**Short task**. Copy all lines below exactly as written. Leave pictures out.

**Data to use**.
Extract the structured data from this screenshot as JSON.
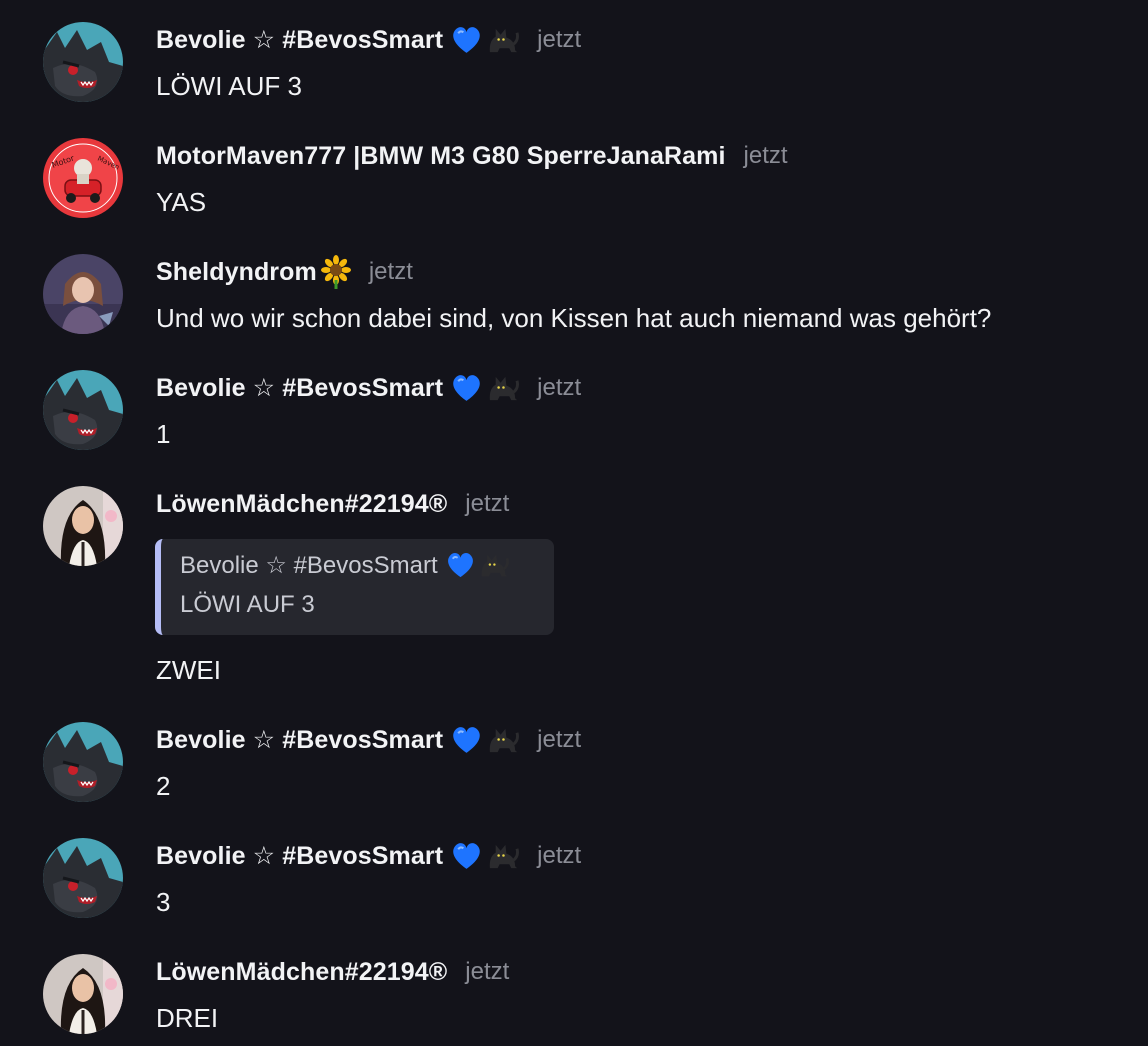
{
  "colors": {
    "background": "#13131a",
    "text": "#f2f3f5",
    "timestamp": "#8b8d96",
    "reply_bar": "#b5bdf6",
    "reply_bg": "#26272e"
  },
  "messages": [
    {
      "author": "Bevolie ☆ #BevosSmart",
      "time": "jetzt",
      "text": "LÖWI AUF 3",
      "avatar": "wolf-avatar",
      "emojis": [
        "blue-heart-icon",
        "black-cat-icon"
      ]
    },
    {
      "author": "MotorMaven777 |BMW M3 G80 SperreJanaRami",
      "time": "jetzt",
      "text": "YAS",
      "avatar": "motor-maven-avatar"
    },
    {
      "author": "Sheldyndrom",
      "time": "jetzt",
      "text": "Und wo wir schon dabei sind, von Kissen hat auch niemand was gehört?",
      "avatar": "anime-avatar",
      "emojis": [
        "sunflower-icon"
      ]
    },
    {
      "author": "Bevolie ☆ #BevosSmart",
      "time": "jetzt",
      "text": "1",
      "avatar": "wolf-avatar",
      "emojis": [
        "blue-heart-icon",
        "black-cat-icon"
      ]
    },
    {
      "author": "LöwenMädchen#22194®",
      "time": "jetzt",
      "text": "ZWEI",
      "avatar": "girl-avatar",
      "reply": {
        "author": "Bevolie ☆ #BevosSmart",
        "text": "LÖWI AUF 3",
        "emojis": [
          "blue-heart-icon",
          "black-cat-icon"
        ]
      }
    },
    {
      "author": "Bevolie ☆ #BevosSmart",
      "time": "jetzt",
      "text": "2",
      "avatar": "wolf-avatar",
      "emojis": [
        "blue-heart-icon",
        "black-cat-icon"
      ]
    },
    {
      "author": "Bevolie ☆ #BevosSmart",
      "time": "jetzt",
      "text": "3",
      "avatar": "wolf-avatar",
      "emojis": [
        "blue-heart-icon",
        "black-cat-icon"
      ]
    },
    {
      "author": "LöwenMädchen#22194®",
      "time": "jetzt",
      "text": "DREI",
      "avatar": "girl-avatar"
    }
  ]
}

**Written solution**.
Extract the structured data from this screenshot as JSON.
{
  "colors": {
    "background": "#13131a",
    "text": "#f2f3f5",
    "timestamp": "#8b8d96",
    "reply_bar": "#b5bdf6",
    "reply_bg": "#26272e"
  },
  "messages": [
    {
      "author": "Bevolie ☆ #BevosSmart",
      "time": "jetzt",
      "text": "LÖWI AUF 3",
      "avatar": "wolf-avatar",
      "emojis": [
        "blue-heart-icon",
        "black-cat-icon"
      ]
    },
    {
      "author": "MotorMaven777 |BMW M3 G80 SperreJanaRami",
      "time": "jetzt",
      "text": "YAS",
      "avatar": "motor-maven-avatar"
    },
    {
      "author": "Sheldyndrom",
      "time": "jetzt",
      "text": "Und wo wir schon dabei sind, von Kissen hat auch niemand was gehört?",
      "avatar": "anime-avatar",
      "emojis": [
        "sunflower-icon"
      ]
    },
    {
      "author": "Bevolie ☆ #BevosSmart",
      "time": "jetzt",
      "text": "1",
      "avatar": "wolf-avatar",
      "emojis": [
        "blue-heart-icon",
        "black-cat-icon"
      ]
    },
    {
      "author": "LöwenMädchen#22194®",
      "time": "jetzt",
      "text": "ZWEI",
      "avatar": "girl-avatar",
      "reply": {
        "author": "Bevolie ☆ #BevosSmart",
        "text": "LÖWI AUF 3",
        "emojis": [
          "blue-heart-icon",
          "black-cat-icon"
        ]
      }
    },
    {
      "author": "Bevolie ☆ #BevosSmart",
      "time": "jetzt",
      "text": "2",
      "avatar": "wolf-avatar",
      "emojis": [
        "blue-heart-icon",
        "black-cat-icon"
      ]
    },
    {
      "author": "Bevolie ☆ #BevosSmart",
      "time": "jetzt",
      "text": "3",
      "avatar": "wolf-avatar",
      "emojis": [
        "blue-heart-icon",
        "black-cat-icon"
      ]
    },
    {
      "author": "LöwenMädchen#22194®",
      "time": "jetzt",
      "text": "DREI",
      "avatar": "girl-avatar"
    }
  ]
}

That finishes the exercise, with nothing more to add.